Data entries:
^^^^
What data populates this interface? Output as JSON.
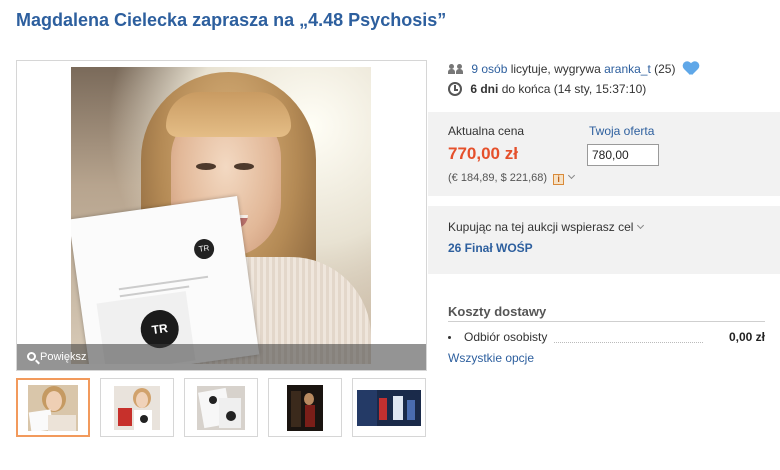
{
  "title": "Magdalena Cielecka zaprasza na „4.48 Psychosis”",
  "gallery": {
    "zoom_label": "Powiększ",
    "photo_badge": "TR"
  },
  "auction": {
    "bidders_link": "9 osób",
    "bidders_text": "licytuje, wygrywa",
    "winner_link": "aranka_t",
    "winner_score": "(25)",
    "time_left": "6 dni",
    "time_text": "do końca (14 sty, 15:37:10)"
  },
  "price": {
    "current_label": "Aktualna cena",
    "current_value": "770,00 zł",
    "converted": "(€ 184,89, $ 221,68)",
    "offer_label": "Twoja oferta",
    "offer_value": "780,00"
  },
  "cause": {
    "label": "Kupując na tej aukcji wspierasz cel",
    "link": "26 Finał WOŚP"
  },
  "shipping": {
    "title": "Koszty dostawy",
    "option_name": "Odbiór osobisty",
    "option_cost": "0,00 zł",
    "all_options": "Wszystkie opcje"
  },
  "colors": {
    "link": "#2d5f9e",
    "price": "#e5502b",
    "active_thumb": "#f29a5c",
    "heart": "#5fa7e8"
  }
}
^^^^
Task objective
Copy every line of the records above that contains "title".

Answer
  "title": "Magdalena Cielecka zaprasza na „4.48 Psychosis”",
    "title": "Koszty dostawy",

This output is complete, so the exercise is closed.